## Task requirements
Check the listing below for lines that hold "Breakfast". How many are there? Please give only the number.

## Dataset excerpts
<<<<
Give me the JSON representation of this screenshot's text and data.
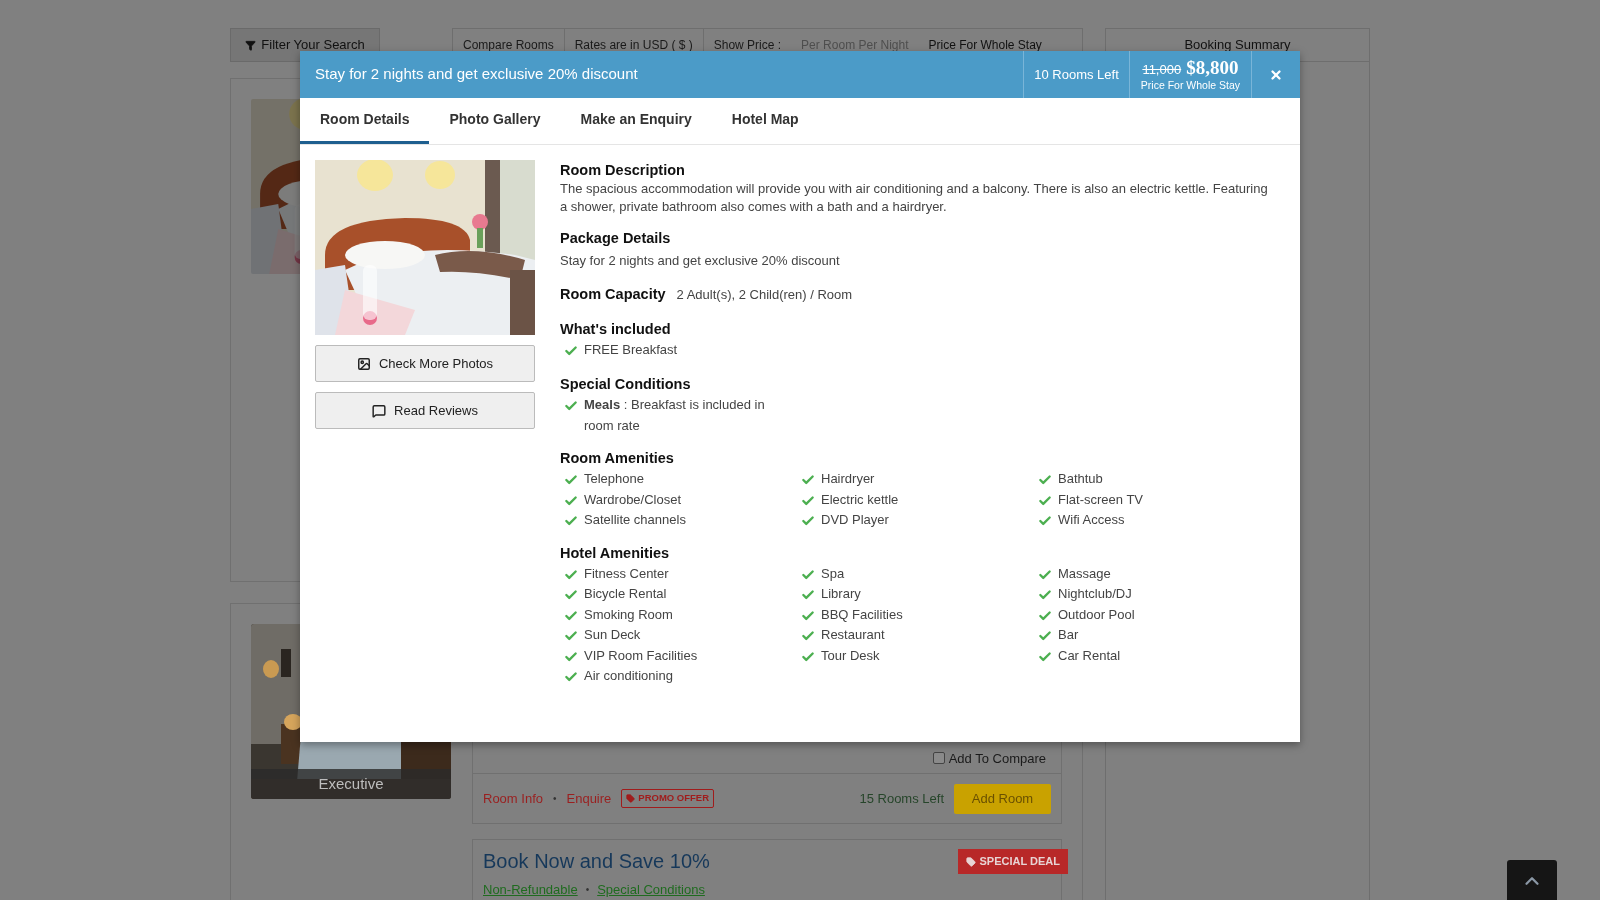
{
  "page": {
    "filter_button": "Filter Your Search",
    "compare_bar": {
      "compare": "Compare Rooms",
      "rates": "Rates are in USD ( $ )",
      "show_price_label": "Show Price :",
      "price_options": [
        {
          "label": "Per Room Per Night",
          "selected": false
        },
        {
          "label": "Price For Whole Stay",
          "selected": true
        }
      ]
    },
    "booking_summary": "Booking Summary",
    "room_card": {
      "image_caption": "Executive",
      "add_to_compare": {
        "label": "Add To Compare",
        "checked": false
      },
      "links": [
        {
          "label": "Room Info"
        },
        {
          "label": "•"
        },
        {
          "label": "Enquire"
        }
      ],
      "badge": "PROMO OFFER",
      "rooms_left": "15 Rooms Left",
      "add_button": "Add Room"
    },
    "offer": {
      "title": "Book Now and Save 10%",
      "badge": "SPECIAL DEAL",
      "links": [
        {
          "label": "Non-Refundable"
        },
        {
          "label": "•"
        },
        {
          "label": "Special Conditions"
        }
      ]
    }
  },
  "modal": {
    "title": "Stay for 2 nights and get exclusive 20% discount",
    "rooms_left": "10 Rooms Left",
    "old_price": "11,000",
    "price": "$8,800",
    "price_note": "Price For Whole Stay",
    "tabs": [
      {
        "label": "Room Details",
        "selected": true
      },
      {
        "label": "Photo Gallery",
        "selected": false
      },
      {
        "label": "Make an Enquiry",
        "selected": false
      },
      {
        "label": "Hotel Map",
        "selected": false
      }
    ],
    "buttons": [
      {
        "kind": "photos",
        "label": "Check More Photos"
      },
      {
        "kind": "reviews",
        "label": "Read Reviews"
      }
    ],
    "sections": [
      {
        "kind": "text",
        "heading": "Room Description",
        "text": "The spacious accommodation will provide you with air conditioning and a balcony. There is also an electric kettle. Featuring a shower, private bathroom also comes with a bath and a hairdryer."
      },
      {
        "kind": "text",
        "heading": "Package Details",
        "text": "Stay for 2 nights and get exclusive 20% discount"
      },
      {
        "kind": "inline",
        "heading": "Room Capacity",
        "text": "2 Adult(s), 2 Child(ren) / Room"
      },
      {
        "kind": "list",
        "heading": "What's included",
        "items": [
          "FREE Breakfast"
        ]
      },
      {
        "kind": "list",
        "heading": "Special Conditions",
        "items": [
          "**Meals** : Breakfast is included in room rate"
        ]
      },
      {
        "kind": "grid",
        "heading": "Room Amenities",
        "columns": [
          [
            "Telephone",
            "Wardrobe/Closet",
            "Satellite channels"
          ],
          [
            "Hairdryer",
            "Electric kettle",
            "DVD Player"
          ],
          [
            "Bathtub",
            "Flat-screen TV",
            "Wifi Access"
          ]
        ]
      },
      {
        "kind": "grid",
        "heading": "Hotel Amenities",
        "columns": [
          [
            "Fitness Center",
            "Bicycle Rental",
            "Smoking Room",
            "Sun Deck",
            "VIP Room Facilities",
            "Air conditioning"
          ],
          [
            "Spa",
            "Library",
            "BBQ Facilities",
            "Restaurant",
            "Tour Desk"
          ],
          [
            "Massage",
            "Nightclub/DJ",
            "Outdoor Pool",
            "Bar",
            "Car Rental"
          ]
        ]
      }
    ]
  }
}
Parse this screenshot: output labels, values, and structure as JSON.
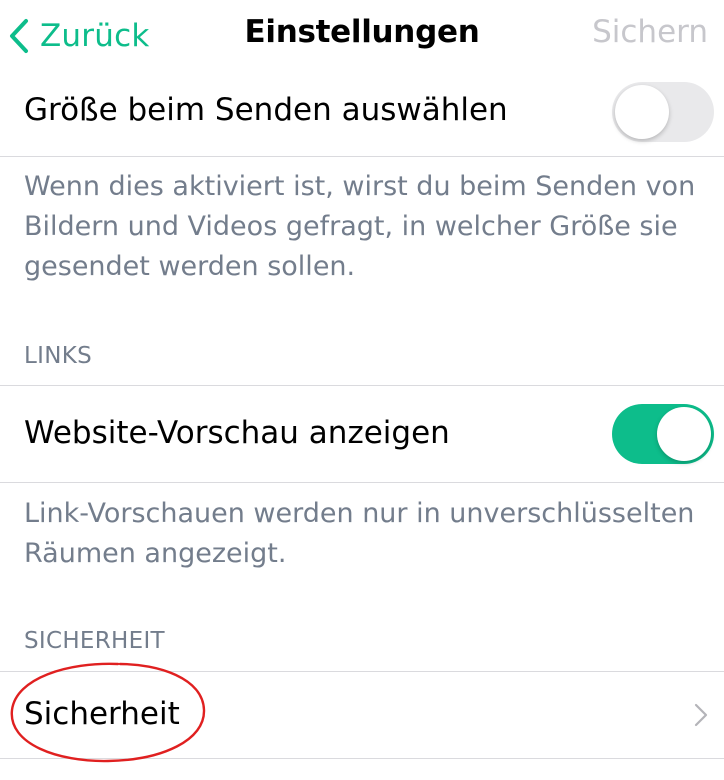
{
  "navbar": {
    "back_label": "Zurück",
    "title": "Einstellungen",
    "save_label": "Sichern"
  },
  "media": {
    "size_toggle_label": "Größe beim Senden auswählen",
    "size_toggle_state": "off",
    "size_footer": "Wenn dies aktiviert ist, wirst du beim Senden von Bildern und Videos gefragt, in welcher Größe sie gesendet werden sollen."
  },
  "links": {
    "header": "LINKS",
    "preview_label": "Website-Vorschau anzeigen",
    "preview_state": "on",
    "footer": "Link-Vorschauen werden nur in unverschlüsselten Räumen angezeigt."
  },
  "security": {
    "header": "SICHERHEIT",
    "item_label": "Sicherheit"
  },
  "colors": {
    "accent": "#0DBD8B",
    "secondary_text": "#737d8c",
    "disabled": "#c7c7cc",
    "annotation": "#e02020"
  },
  "icons": {
    "back": "chevron-left-icon",
    "disclosure": "chevron-right-icon"
  }
}
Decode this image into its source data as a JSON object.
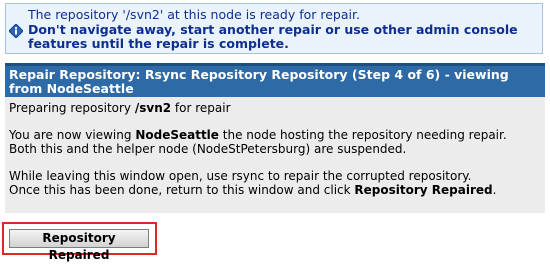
{
  "notice": {
    "line1": "The repository '/svn2' at this node is ready for repair.",
    "line2": "Don't navigate away, start another repair or use other admin console features until the repair is complete.",
    "icon": "info-diamond-icon",
    "color": "#0f2f8f"
  },
  "panel": {
    "title": "Repair Repository: Rsync Repository Repository (Step 4 of 6) - viewing from NodeSeattle",
    "p1": {
      "pre": "Preparing repository ",
      "repo": "/svn2",
      "post": " for repair"
    },
    "p2": {
      "pre": "You are now viewing ",
      "node": "NodeSeattle",
      "post": " the node hosting the repository needing repair.",
      "line2": "Both this and the helper node (NodeStPetersburg) are suspended."
    },
    "p3": {
      "line1": "While leaving this window open, use rsync to repair the corrupted repository.",
      "pre": "Once this has been done, return to this window and click ",
      "button_ref": "Repository Repaired",
      "post": "."
    }
  },
  "actions": {
    "repaired_button": "Repository Repaired"
  }
}
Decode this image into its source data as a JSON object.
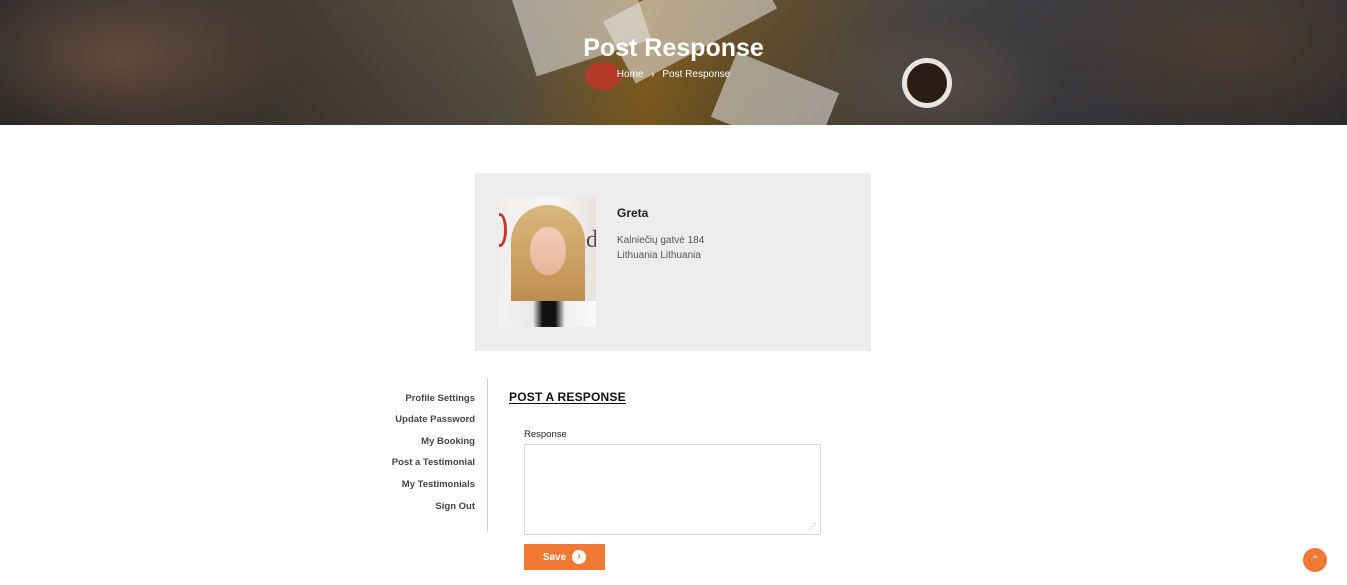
{
  "hero": {
    "title": "Post Response",
    "breadcrumb": {
      "home": "Home",
      "separator": "›",
      "current": "Post Response"
    }
  },
  "profile": {
    "name": "Greta",
    "address_line1": "Kalniečių gatvė 184",
    "address_line2": "Lithuania Lithuania"
  },
  "sidebar": {
    "items": [
      {
        "label": "Profile Settings"
      },
      {
        "label": "Update Password"
      },
      {
        "label": "My Booking"
      },
      {
        "label": "Post a Testimonial"
      },
      {
        "label": "My Testimonials"
      },
      {
        "label": "Sign Out"
      }
    ]
  },
  "form": {
    "title": "POST A RESPONSE",
    "response_label": "Response",
    "response_value": "",
    "save_label": "Save"
  },
  "colors": {
    "accent": "#f07a35"
  },
  "icons": {
    "save_icon": "chevron-right-circle-icon",
    "scroll_top_icon": "chevron-up-icon"
  }
}
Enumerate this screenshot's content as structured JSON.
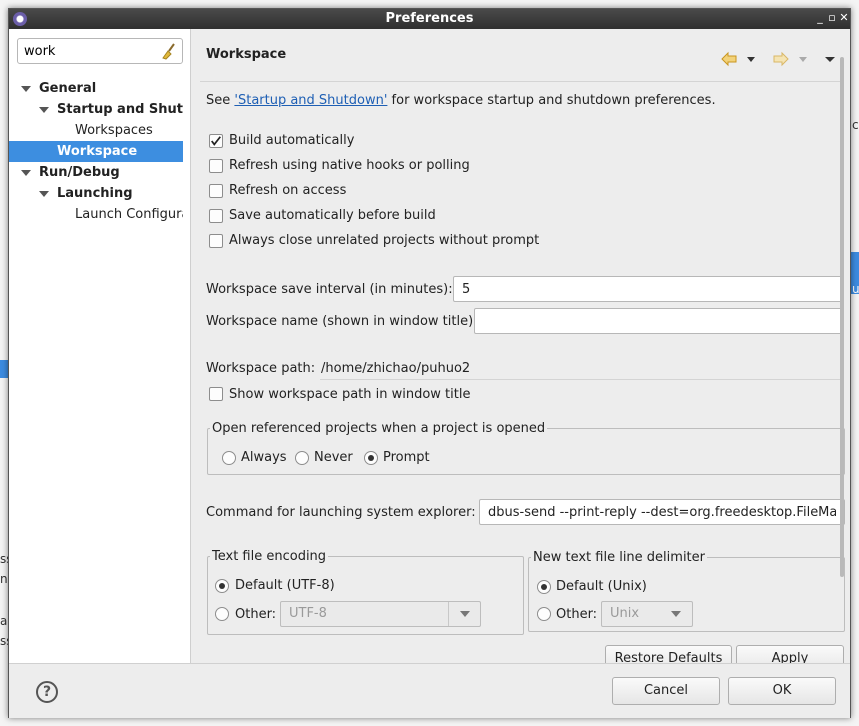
{
  "window": {
    "title": "Preferences"
  },
  "filter": {
    "value": "work"
  },
  "tree": [
    {
      "label": "General",
      "level": 0,
      "expanded": true
    },
    {
      "label": "Startup and Shutdown",
      "level": 1,
      "expanded": true
    },
    {
      "label": "Workspaces",
      "level": 2
    },
    {
      "label": "Workspace",
      "level": 1,
      "selected": true
    },
    {
      "label": "Run/Debug",
      "level": 0,
      "expanded": true
    },
    {
      "label": "Launching",
      "level": 1,
      "expanded": true
    },
    {
      "label": "Launch Configurations",
      "level": 2
    }
  ],
  "page": {
    "title": "Workspace",
    "see_prefix": "See ",
    "see_link": "'Startup and Shutdown'",
    "see_suffix": " for workspace startup and shutdown preferences.",
    "checkboxes": [
      {
        "label": "Build automatically",
        "checked": true
      },
      {
        "label": "Refresh using native hooks or polling",
        "checked": false
      },
      {
        "label": "Refresh on access",
        "checked": false
      },
      {
        "label": "Save automatically before build",
        "checked": false
      },
      {
        "label": "Always close unrelated projects without prompt",
        "checked": false
      }
    ],
    "save_interval_label": "Workspace save interval (in minutes):",
    "save_interval_value": "5",
    "workspace_name_label": "Workspace name (shown in window title):",
    "workspace_name_value": "",
    "workspace_path_label": "Workspace path:",
    "workspace_path_value": "/home/zhichao/puhuo2",
    "show_path_label": "Show workspace path in window title",
    "open_ref_group": "Open referenced projects when a project is opened",
    "open_ref_options": [
      {
        "label": "Always",
        "selected": false
      },
      {
        "label": "Never",
        "selected": false
      },
      {
        "label": "Prompt",
        "selected": true
      }
    ],
    "explorer_label": "Command for launching system explorer:",
    "explorer_value": "dbus-send --print-reply --dest=org.freedesktop.FileMar",
    "encoding_group": "Text file encoding",
    "encoding_default": "Default (UTF-8)",
    "encoding_other": "Other:",
    "encoding_other_value": "UTF-8",
    "delimiter_group": "New text file line delimiter",
    "delimiter_default": "Default (Unix)",
    "delimiter_other": "Other:",
    "delimiter_other_value": "Unix",
    "restore_defaults": "Restore Defaults",
    "apply": "Apply"
  },
  "buttons": {
    "cancel": "Cancel",
    "ok": "OK"
  },
  "background_fragments": [
    "c",
    "u",
    "ss",
    "nir",
    "a",
    "ss"
  ]
}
>>>>
## Output of the exercise
2